*** DATA IN THIS EXERCISE

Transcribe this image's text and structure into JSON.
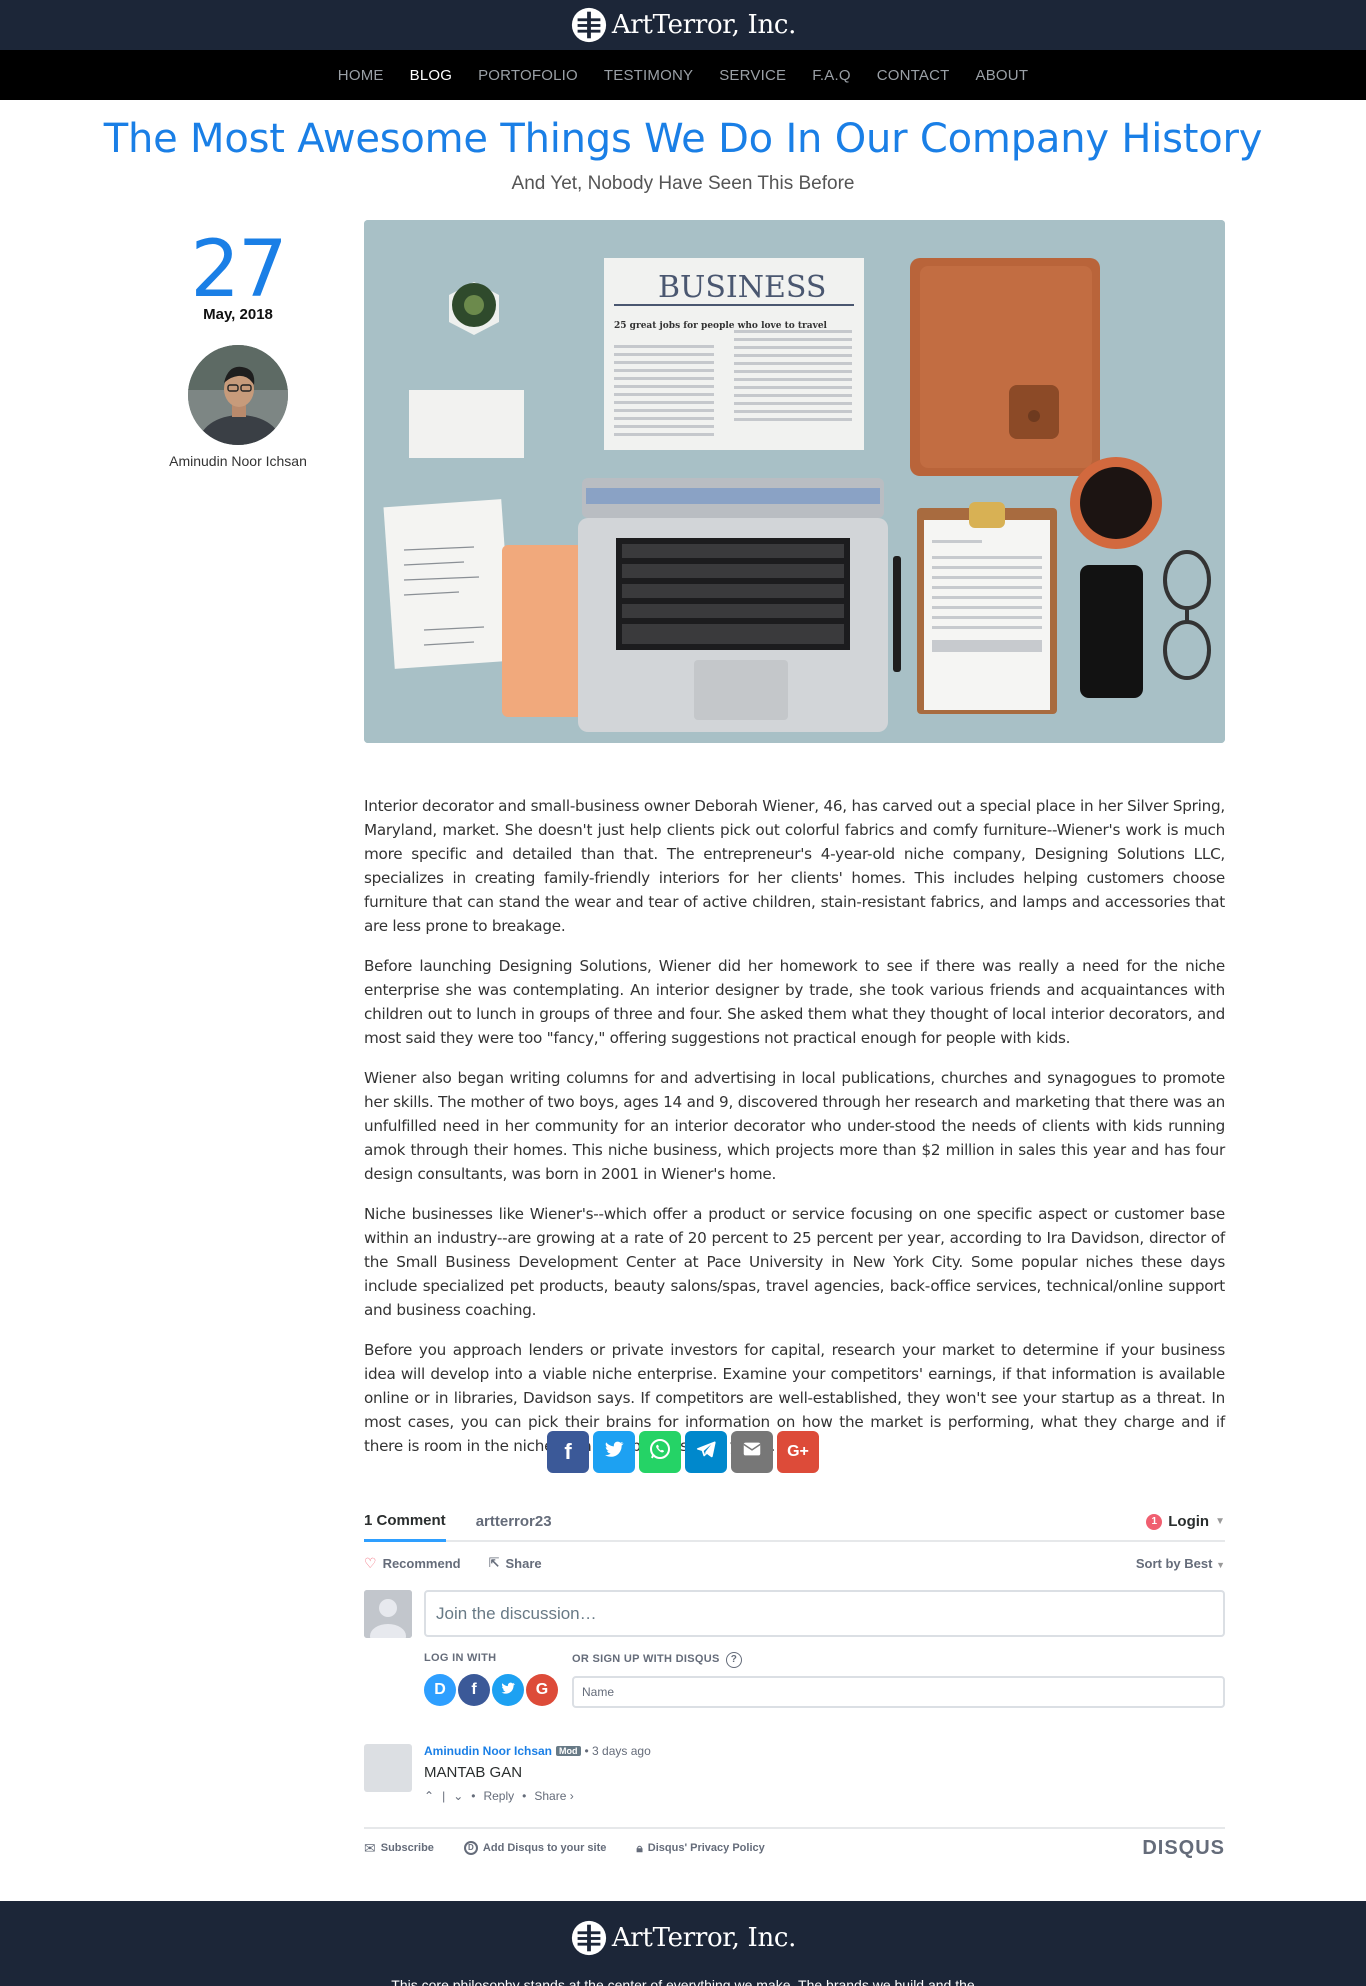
{
  "brand": {
    "name": "ArtTerror, Inc."
  },
  "nav": {
    "items": [
      "HOME",
      "BLOG",
      "PORTOFOLIO",
      "TESTIMONY",
      "SERVICE",
      "F.A.Q",
      "CONTACT",
      "ABOUT"
    ],
    "active": "BLOG"
  },
  "post": {
    "title": "The Most Awesome Things We Do In Our Company History",
    "subtitle": "And Yet, Nobody Have Seen This Before",
    "day": "27",
    "month_year": "May, 2018",
    "author": "Aminudin Noor Ichsan",
    "image_text": {
      "headline": "BUSINESS",
      "subhead": "25 great jobs for people who love to travel"
    },
    "paragraphs": [
      "Interior decorator and small-business owner Deborah Wiener, 46, has carved out a special place in her Silver Spring, Maryland, market. She doesn't just help clients pick out colorful fabrics and comfy furniture--Wiener's work is much more specific and detailed than that. The entrepreneur's 4-year-old niche company, Designing Solutions LLC, specializes in creating family-friendly interiors for her clients' homes. This includes helping customers choose furniture that can stand the wear and tear of active children, stain-resistant fabrics, and lamps and accessories that are less prone to breakage.",
      "Before launching Designing Solutions, Wiener did her homework to see if there was really a need for the niche enterprise she was contemplating. An interior designer by trade, she took various friends and acquaintances with children out to lunch in groups of three and four. She asked them what they thought of local interior decorators, and most said they were too \"fancy,\" offering suggestions not practical enough for people with kids.",
      "Wiener also began writing columns for and advertising in local publications, churches and synagogues to promote her skills. The mother of two boys, ages 14 and 9, discovered through her research and marketing that there was an unfulfilled need in her community for an interior decorator who under-stood the needs of clients with kids running amok through their homes. This niche business, which projects more than $2 million in sales this year and has four design consultants, was born in 2001 in Wiener's home.",
      "Niche businesses like Wiener's--which offer a product or service focusing on one specific aspect or customer base within an industry--are growing at a rate of 20 percent to 25 percent per year, according to Ira Davidson, director of the Small Business Development Center at Pace University in New York City. Some popular niches these days include specialized pet products, beauty salons/spas, travel agencies, back-office services, technical/online support and business coaching.",
      "Before you approach lenders or private investors for capital, research your market to determine if your business idea will develop into a viable niche enterprise. Examine your competitors' earnings, if that information is available online or in libraries, Davidson says. If competitors are well-established, they won't see your startup as a threat. In most cases, you can pick their brains for information on how the market is performing, what they charge and if there is room in the niche for a new business like yours."
    ]
  },
  "share": {
    "buttons": [
      {
        "name": "facebook-share-button",
        "icon": "facebook-icon",
        "glyph": "f",
        "color": "#3b5998"
      },
      {
        "name": "twitter-share-button",
        "icon": "twitter-icon",
        "glyph": "",
        "color": "#1da1f2"
      },
      {
        "name": "whatsapp-share-button",
        "icon": "whatsapp-icon",
        "glyph": "",
        "color": "#25d366"
      },
      {
        "name": "telegram-share-button",
        "icon": "telegram-icon",
        "glyph": "",
        "color": "#0088cc"
      },
      {
        "name": "email-share-button",
        "icon": "envelope-icon",
        "glyph": "",
        "color": "#777777"
      },
      {
        "name": "googleplus-share-button",
        "icon": "google-plus-icon",
        "glyph": "G+",
        "color": "#dd4b39"
      }
    ]
  },
  "disqus": {
    "tab_comments": "1 Comment",
    "tab_site": "artterror23",
    "login_badge": "1",
    "login": "Login",
    "recommend": "Recommend",
    "share": "Share",
    "sort": "Sort by Best",
    "placeholder": "Join the discussion…",
    "log_in_with": "LOG IN WITH",
    "sign_up": "OR SIGN UP WITH DISQUS",
    "name_placeholder": "Name",
    "social": [
      {
        "glyph": "D",
        "color": "#2e9fff",
        "icon": "disqus-icon"
      },
      {
        "glyph": "f",
        "color": "#3b5998",
        "icon": "facebook-icon"
      },
      {
        "glyph": "",
        "color": "#1da1f2",
        "icon": "twitter-icon"
      },
      {
        "glyph": "G",
        "color": "#dd4b39",
        "icon": "google-icon"
      }
    ],
    "comment": {
      "author": "Aminudin Noor Ichsan",
      "badge": "Mod",
      "time": "• 3 days ago",
      "text": "MANTAB GAN",
      "reply": "Reply",
      "share": "Share ›"
    },
    "footer": {
      "subscribe": "Subscribe",
      "add": "Add Disqus to your site",
      "privacy": "Disqus' Privacy Policy",
      "brand": "DISQUS"
    }
  },
  "footer": {
    "text": "This core philosophy stands at the center of everything we make. The brands we build and the"
  }
}
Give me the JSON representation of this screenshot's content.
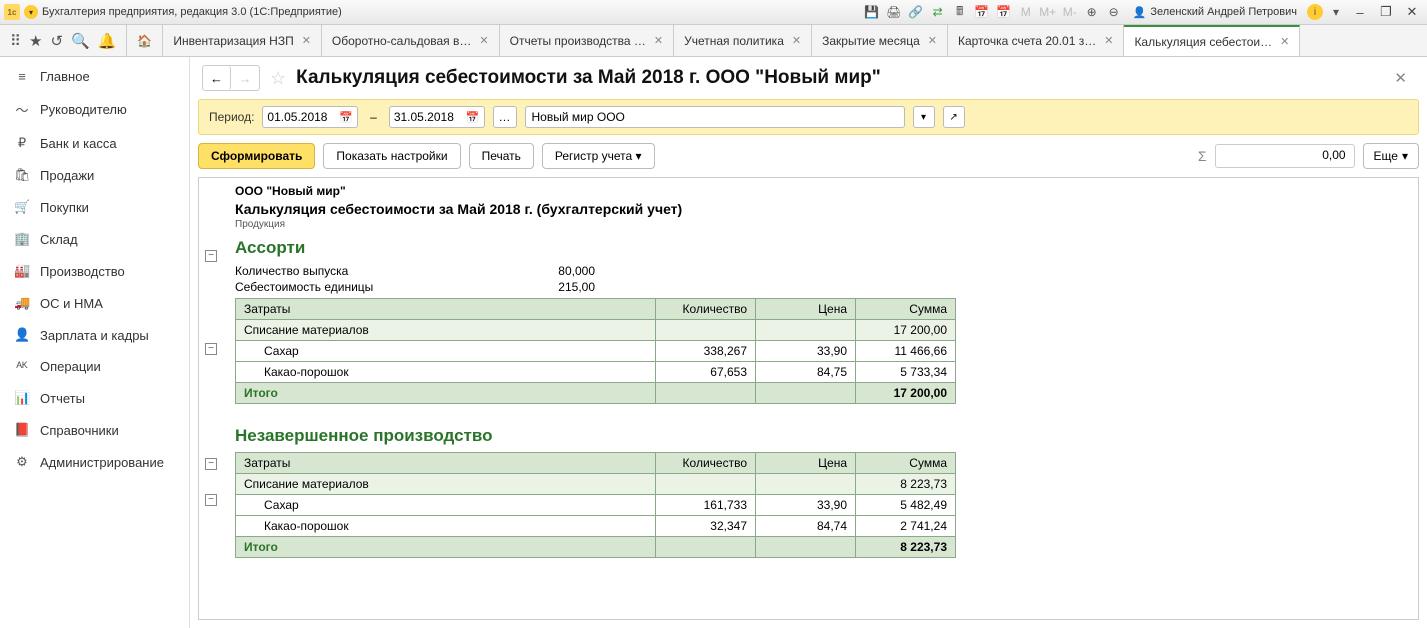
{
  "titlebar": {
    "app_title": "Бухгалтерия предприятия, редакция 3.0  (1С:Предприятие)",
    "user_name": "Зеленский Андрей Петрович"
  },
  "tabs": [
    {
      "label": "Инвентаризация НЗП"
    },
    {
      "label": "Оборотно-сальдовая в…"
    },
    {
      "label": "Отчеты производства …"
    },
    {
      "label": "Учетная политика"
    },
    {
      "label": "Закрытие месяца"
    },
    {
      "label": "Карточка счета 20.01 з…"
    },
    {
      "label": "Калькуляция себестои…",
      "active": true
    }
  ],
  "sidebar": [
    {
      "icon": "≡",
      "label": "Главное"
    },
    {
      "icon": "〜",
      "label": "Руководителю"
    },
    {
      "icon": "₽",
      "label": "Банк и касса"
    },
    {
      "icon": "🛍",
      "label": "Продажи"
    },
    {
      "icon": "🛒",
      "label": "Покупки"
    },
    {
      "icon": "🏢",
      "label": "Склад"
    },
    {
      "icon": "🏭",
      "label": "Производство"
    },
    {
      "icon": "🚚",
      "label": "ОС и НМА"
    },
    {
      "icon": "👤",
      "label": "Зарплата и кадры"
    },
    {
      "icon": "ᴬᴷ",
      "label": "Операции"
    },
    {
      "icon": "📊",
      "label": "Отчеты"
    },
    {
      "icon": "📕",
      "label": "Справочники"
    },
    {
      "icon": "⚙",
      "label": "Администрирование"
    }
  ],
  "page": {
    "title": "Калькуляция себестоимости за Май 2018 г. ООО \"Новый мир\"",
    "period_label": "Период:",
    "date_from": "01.05.2018",
    "date_to": "31.05.2018",
    "org": "Новый мир ООО",
    "btn_generate": "Сформировать",
    "btn_settings": "Показать настройки",
    "btn_print": "Печать",
    "btn_register": "Регистр учета",
    "sum_value": "0,00",
    "btn_more": "Еще"
  },
  "report": {
    "company": "ООО \"Новый мир\"",
    "title": "Калькуляция себестоимости за Май 2018 г. (бухгалтерский учет)",
    "subtitle": "Продукция",
    "section1": {
      "heading": "Ассорти",
      "rows": [
        {
          "label": "Количество выпуска",
          "value": "80,000"
        },
        {
          "label": "Себестоимость единицы",
          "value": "215,00"
        }
      ],
      "cols": {
        "c0": "Затраты",
        "c1": "Количество",
        "c2": "Цена",
        "c3": "Сумма"
      },
      "group": {
        "name": "Списание материалов",
        "sum": "17 200,00"
      },
      "items": [
        {
          "name": "Сахар",
          "qty": "338,267",
          "price": "33,90",
          "sum": "11 466,66"
        },
        {
          "name": "Какао-порошок",
          "qty": "67,653",
          "price": "84,75",
          "sum": "5 733,34"
        }
      ],
      "total": {
        "label": "Итого",
        "sum": "17 200,00"
      }
    },
    "section2": {
      "heading": "Незавершенное производство",
      "cols": {
        "c0": "Затраты",
        "c1": "Количество",
        "c2": "Цена",
        "c3": "Сумма"
      },
      "group": {
        "name": "Списание материалов",
        "sum": "8 223,73"
      },
      "items": [
        {
          "name": "Сахар",
          "qty": "161,733",
          "price": "33,90",
          "sum": "5 482,49"
        },
        {
          "name": "Какао-порошок",
          "qty": "32,347",
          "price": "84,74",
          "sum": "2 741,24"
        }
      ],
      "total": {
        "label": "Итого",
        "sum": "8 223,73"
      }
    }
  }
}
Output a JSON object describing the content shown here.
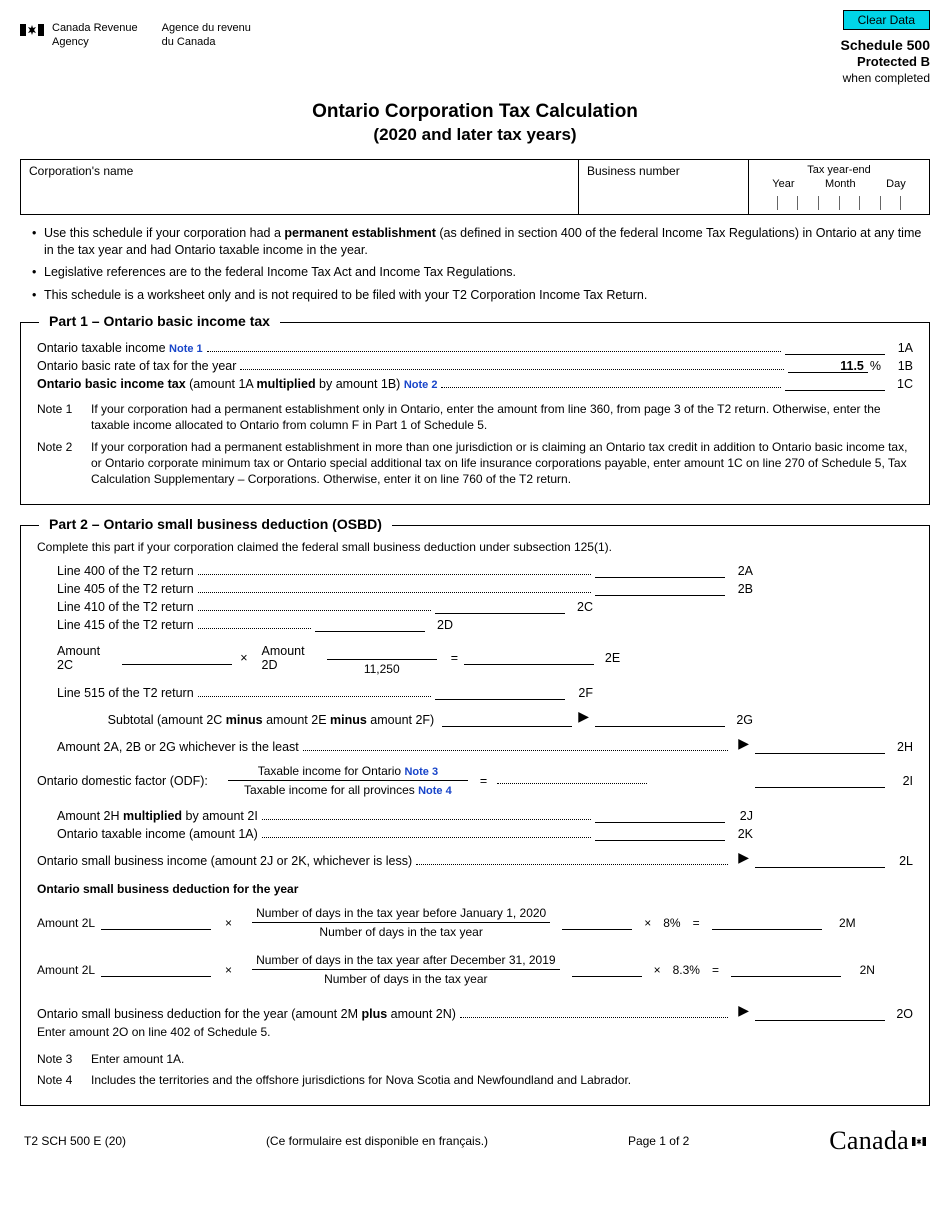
{
  "button_clear": "Clear Data",
  "agency_en1": "Canada Revenue",
  "agency_en2": "Agency",
  "agency_fr1": "Agence du revenu",
  "agency_fr2": "du Canada",
  "schedule": "Schedule 500",
  "protected": "Protected B",
  "when_completed": "when completed",
  "title": "Ontario Corporation Tax Calculation",
  "subtitle": "(2020 and later tax years)",
  "box_corp": "Corporation's name",
  "box_bn": "Business number",
  "box_ye": "Tax year-end",
  "ye_year": "Year",
  "ye_month": "Month",
  "ye_day": "Day",
  "bullets": {
    "b1a": "Use this schedule if your corporation had a ",
    "b1b": "permanent establishment",
    "b1c": " (as defined in section 400 of the federal Income Tax Regulations) in Ontario at any time in the tax year and had Ontario taxable income in the year.",
    "b2": "Legislative references are to the federal Income Tax Act and Income Tax Regulations.",
    "b3": "This schedule is a worksheet only and is not required to be filed with your T2 Corporation Income Tax Return."
  },
  "part1": {
    "title": "Part 1 – Ontario basic income tax",
    "r1": "Ontario taxable income",
    "note1": "Note 1",
    "c1": "1A",
    "r2": "Ontario basic rate of tax for the year",
    "rate": "11.5",
    "pct": "%",
    "c2": "1B",
    "r3a": "Ontario basic income tax",
    "r3b": " (amount 1A ",
    "r3c": "multiplied",
    "r3d": " by amount 1B) ",
    "note2": "Note 2",
    "c3": "1C",
    "n1": "Note 1",
    "n1t": "If your corporation had a permanent establishment only in Ontario, enter the amount from line 360, from page 3 of the T2 return. Otherwise, enter the taxable income allocated to Ontario from column F in Part 1 of Schedule 5.",
    "n2": "Note 2",
    "n2t": "If your corporation had a permanent establishment in more than one jurisdiction or is claiming an Ontario tax credit in addition to Ontario basic income tax, or Ontario corporate minimum tax or Ontario special additional tax on life insurance corporations payable, enter amount 1C on line 270 of Schedule 5, Tax Calculation Supplementary – Corporations. Otherwise, enter it on line 760 of the T2 return."
  },
  "part2": {
    "title": "Part 2 – Ontario small business deduction (OSBD)",
    "intro": "Complete this part if your corporation claimed the federal small business deduction under subsection 125(1).",
    "l400": "Line 400 of the T2 return",
    "c2a": "2A",
    "l405": "Line 405 of the T2 return",
    "c2b": "2B",
    "l410": "Line 410 of the T2 return",
    "c2c": "2C",
    "l415": "Line 415 of the T2 return",
    "c2d": "2D",
    "a2c": "Amount 2C",
    "times": "×",
    "a2d": "Amount 2D",
    "divisor": "11,250",
    "eq": "=",
    "c2e": "2E",
    "l515": "Line 515 of the T2 return",
    "c2f": "2F",
    "subtotal": "Subtotal (amount 2C minus amount 2E minus amount 2F)",
    "subtotal_pre": "Subtotal (amount 2C ",
    "minus": "minus",
    " amt2e": " amount 2E ",
    " amt2f": " amount 2F)",
    "c2g": "2G",
    "least": "Amount 2A, 2B or 2G whichever is the least",
    "c2h": "2H",
    "odf": "Ontario domestic factor (ODF):",
    "odf_num": "Taxable income for Ontario ",
    "note3": "Note 3",
    "odf_den": "Taxable income for all provinces ",
    "note4": "Note 4",
    "c2i": "2I",
    "a2h": "Amount 2H ",
    "mult": "multiplied",
    "by2i": " by amount 2I",
    "c2j": "2J",
    "oti": "Ontario taxable income (amount 1A)",
    "c2k": "2K",
    "osbi": "Ontario small business income (amount 2J or 2K, whichever is less)",
    "c2l": "2L",
    "osbd_hdr": "Ontario small business deduction for the year",
    "a2l": "Amount 2L",
    "frac1_num": "Number of days in the tax year before January 1, 2020",
    "frac_den": "Number of days in the tax year",
    "rate1": "8%",
    "c2m": "2M",
    "frac2_num": "Number of days in the tax year after December 31, 2019",
    "rate2": "8.3%",
    "c2n": "2N",
    "final_a": "Ontario small business deduction for the year (amount 2M ",
    "plus": "plus",
    "final_b": " amount 2N)",
    "final2": "Enter amount 2O on line 402 of Schedule 5.",
    "c2o": "2O",
    "n3": "Note 3",
    "n3t": "Enter amount 1A.",
    "n4": "Note 4",
    "n4t": "Includes the territories and the offshore jurisdictions for Nova Scotia and Newfoundland and Labrador."
  },
  "footer": {
    "code": "T2 SCH 500 E (20)",
    "fr": "(Ce formulaire est disponible en français.)",
    "page": "Page 1 of 2",
    "wordmark": "Canada"
  }
}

******

▶ [AIM]: Lines containing the word "twitter" are to be tallied; report only the total.

▶ [COMPLETED TASK]: 3